Scan the material below for the word "clarity", then copy every line in which it appears.

*** Input records ***

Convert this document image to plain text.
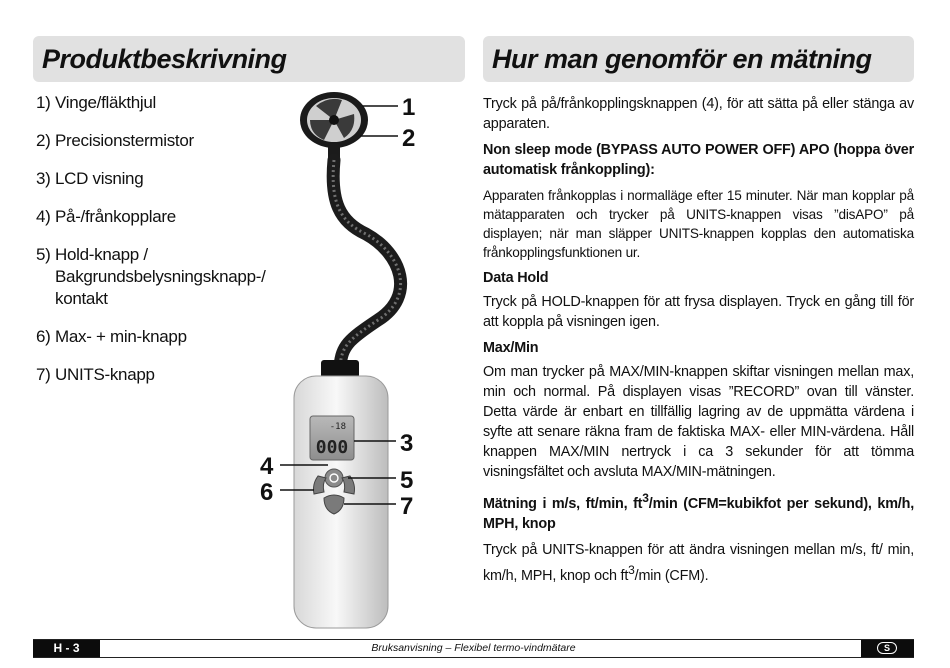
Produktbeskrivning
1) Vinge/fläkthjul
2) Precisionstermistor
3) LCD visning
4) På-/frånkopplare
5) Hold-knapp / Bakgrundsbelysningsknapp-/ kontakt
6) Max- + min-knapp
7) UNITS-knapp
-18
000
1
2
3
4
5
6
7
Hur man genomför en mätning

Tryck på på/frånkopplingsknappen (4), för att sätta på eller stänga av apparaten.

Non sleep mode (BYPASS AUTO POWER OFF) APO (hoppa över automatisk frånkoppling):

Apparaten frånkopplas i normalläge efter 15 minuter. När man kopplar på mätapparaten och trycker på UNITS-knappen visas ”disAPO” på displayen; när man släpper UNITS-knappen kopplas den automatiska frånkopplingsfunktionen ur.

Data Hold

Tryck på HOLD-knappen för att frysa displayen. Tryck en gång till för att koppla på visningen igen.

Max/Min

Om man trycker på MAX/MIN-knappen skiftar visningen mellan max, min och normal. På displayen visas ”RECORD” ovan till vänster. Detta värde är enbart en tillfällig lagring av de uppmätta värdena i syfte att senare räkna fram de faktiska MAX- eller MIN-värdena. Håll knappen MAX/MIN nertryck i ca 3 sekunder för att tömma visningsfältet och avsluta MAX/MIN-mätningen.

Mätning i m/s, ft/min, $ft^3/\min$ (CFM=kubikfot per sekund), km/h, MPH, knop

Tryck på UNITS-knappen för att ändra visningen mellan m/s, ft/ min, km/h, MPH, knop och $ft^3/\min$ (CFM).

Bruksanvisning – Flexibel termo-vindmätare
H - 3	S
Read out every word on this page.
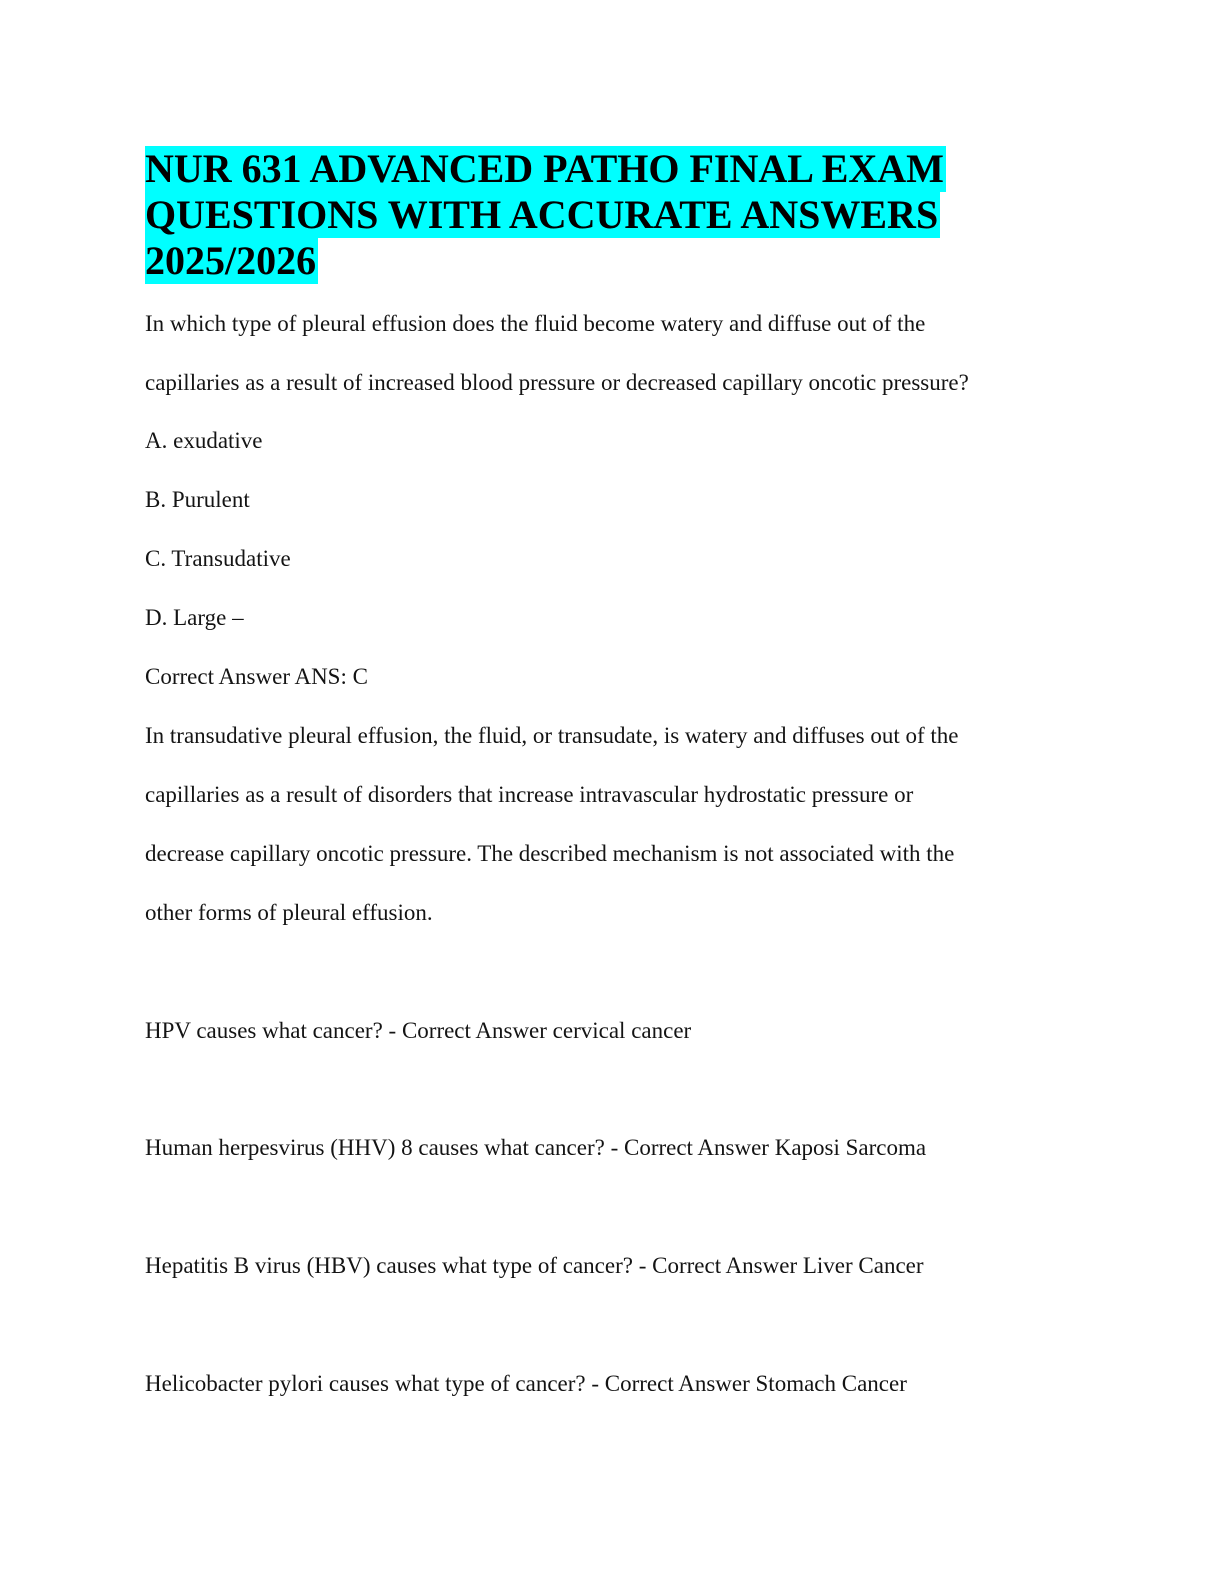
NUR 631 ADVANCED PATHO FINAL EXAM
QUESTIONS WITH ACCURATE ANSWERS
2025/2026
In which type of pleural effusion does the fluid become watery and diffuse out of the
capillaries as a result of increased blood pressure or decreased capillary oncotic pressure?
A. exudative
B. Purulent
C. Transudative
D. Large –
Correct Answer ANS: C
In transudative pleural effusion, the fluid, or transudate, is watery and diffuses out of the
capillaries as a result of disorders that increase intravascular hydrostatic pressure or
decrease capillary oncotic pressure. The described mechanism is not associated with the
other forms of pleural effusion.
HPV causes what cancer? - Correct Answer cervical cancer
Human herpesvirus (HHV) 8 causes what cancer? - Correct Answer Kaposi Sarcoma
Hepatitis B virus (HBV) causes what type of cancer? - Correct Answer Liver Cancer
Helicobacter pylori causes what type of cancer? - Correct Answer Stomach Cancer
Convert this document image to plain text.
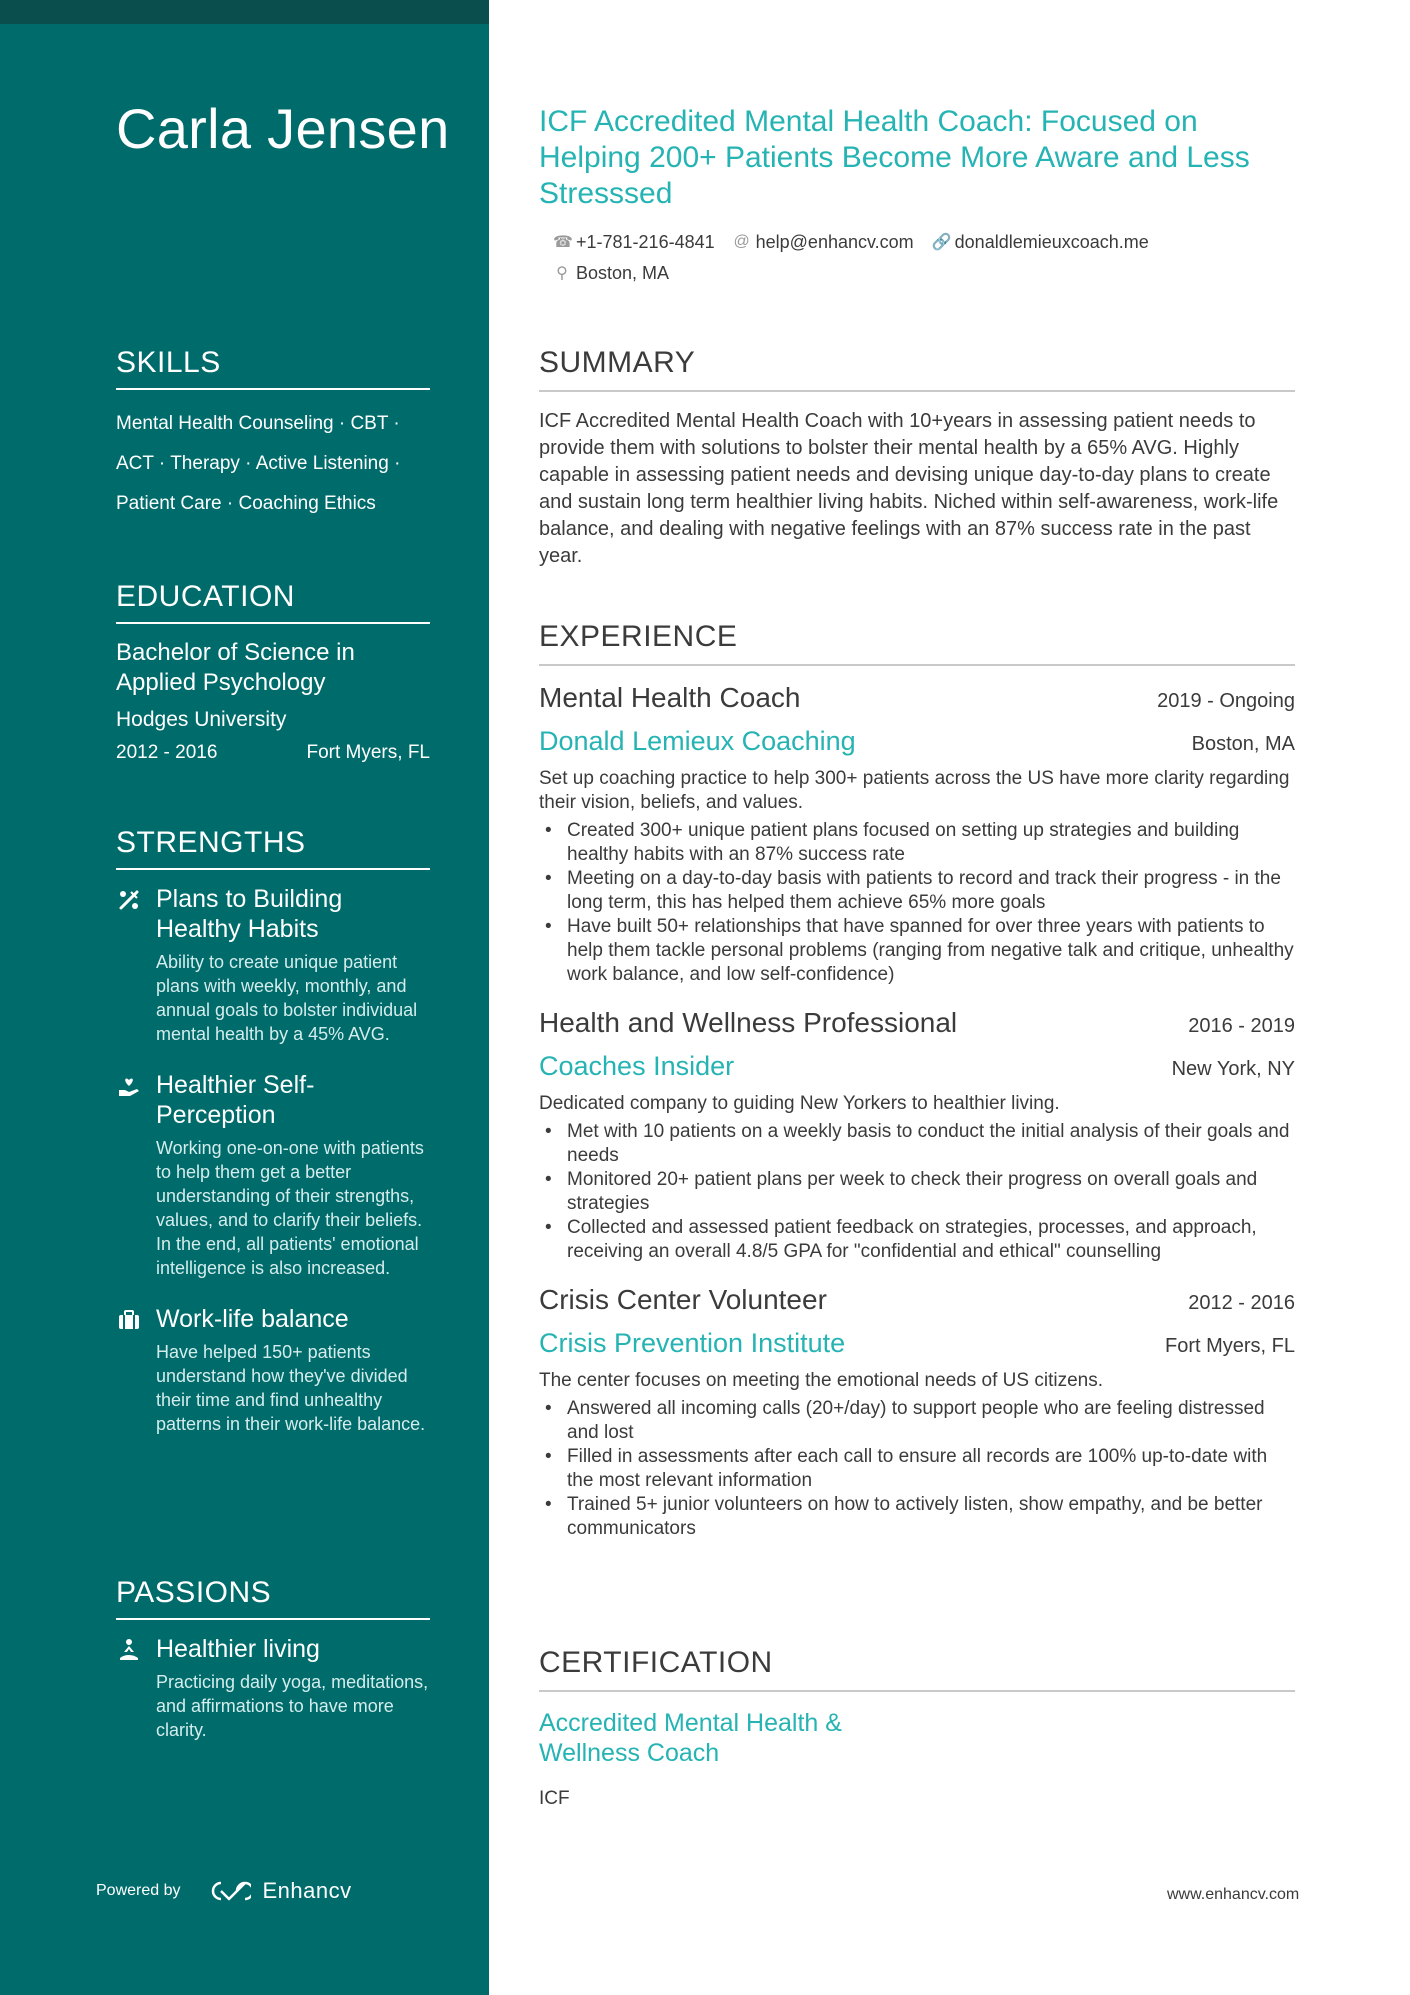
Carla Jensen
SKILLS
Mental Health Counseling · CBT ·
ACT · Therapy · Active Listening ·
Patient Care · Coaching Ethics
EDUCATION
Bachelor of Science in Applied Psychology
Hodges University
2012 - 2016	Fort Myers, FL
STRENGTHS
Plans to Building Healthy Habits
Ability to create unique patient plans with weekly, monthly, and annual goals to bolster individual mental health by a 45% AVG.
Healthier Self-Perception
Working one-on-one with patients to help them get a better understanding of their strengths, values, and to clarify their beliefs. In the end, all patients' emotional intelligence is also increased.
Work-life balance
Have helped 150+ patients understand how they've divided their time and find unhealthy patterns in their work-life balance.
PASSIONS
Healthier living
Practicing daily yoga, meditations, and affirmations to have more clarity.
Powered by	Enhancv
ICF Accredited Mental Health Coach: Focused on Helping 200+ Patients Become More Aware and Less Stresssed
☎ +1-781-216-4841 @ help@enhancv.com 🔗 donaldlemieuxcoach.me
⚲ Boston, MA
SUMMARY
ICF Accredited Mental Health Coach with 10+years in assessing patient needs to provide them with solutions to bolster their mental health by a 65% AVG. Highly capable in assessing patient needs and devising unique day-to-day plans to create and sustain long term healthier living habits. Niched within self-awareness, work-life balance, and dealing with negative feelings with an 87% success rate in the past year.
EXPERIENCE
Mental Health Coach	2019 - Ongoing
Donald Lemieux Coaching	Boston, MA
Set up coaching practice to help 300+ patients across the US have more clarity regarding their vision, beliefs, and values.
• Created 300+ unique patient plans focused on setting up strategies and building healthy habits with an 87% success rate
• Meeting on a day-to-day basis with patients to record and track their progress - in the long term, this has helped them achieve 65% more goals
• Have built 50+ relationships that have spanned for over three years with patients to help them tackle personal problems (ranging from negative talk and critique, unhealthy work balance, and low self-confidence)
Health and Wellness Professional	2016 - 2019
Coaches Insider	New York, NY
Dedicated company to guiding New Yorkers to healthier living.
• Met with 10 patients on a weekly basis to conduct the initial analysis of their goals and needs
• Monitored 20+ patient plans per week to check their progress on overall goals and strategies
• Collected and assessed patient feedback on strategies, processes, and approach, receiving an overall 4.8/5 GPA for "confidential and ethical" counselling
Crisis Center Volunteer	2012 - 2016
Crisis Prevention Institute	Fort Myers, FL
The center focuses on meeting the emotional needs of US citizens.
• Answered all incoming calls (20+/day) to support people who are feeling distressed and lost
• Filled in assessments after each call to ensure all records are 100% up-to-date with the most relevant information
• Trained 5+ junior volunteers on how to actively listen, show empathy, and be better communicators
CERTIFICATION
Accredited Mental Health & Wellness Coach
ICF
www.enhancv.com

*** End of Input records ***

■ Result of this exercise ■
Practicing daily yoga, meditations, and affirmations to have more clarity.
Set up coaching practice to help 300+ patients across the US have more clarity regarding their vision, beliefs, and values.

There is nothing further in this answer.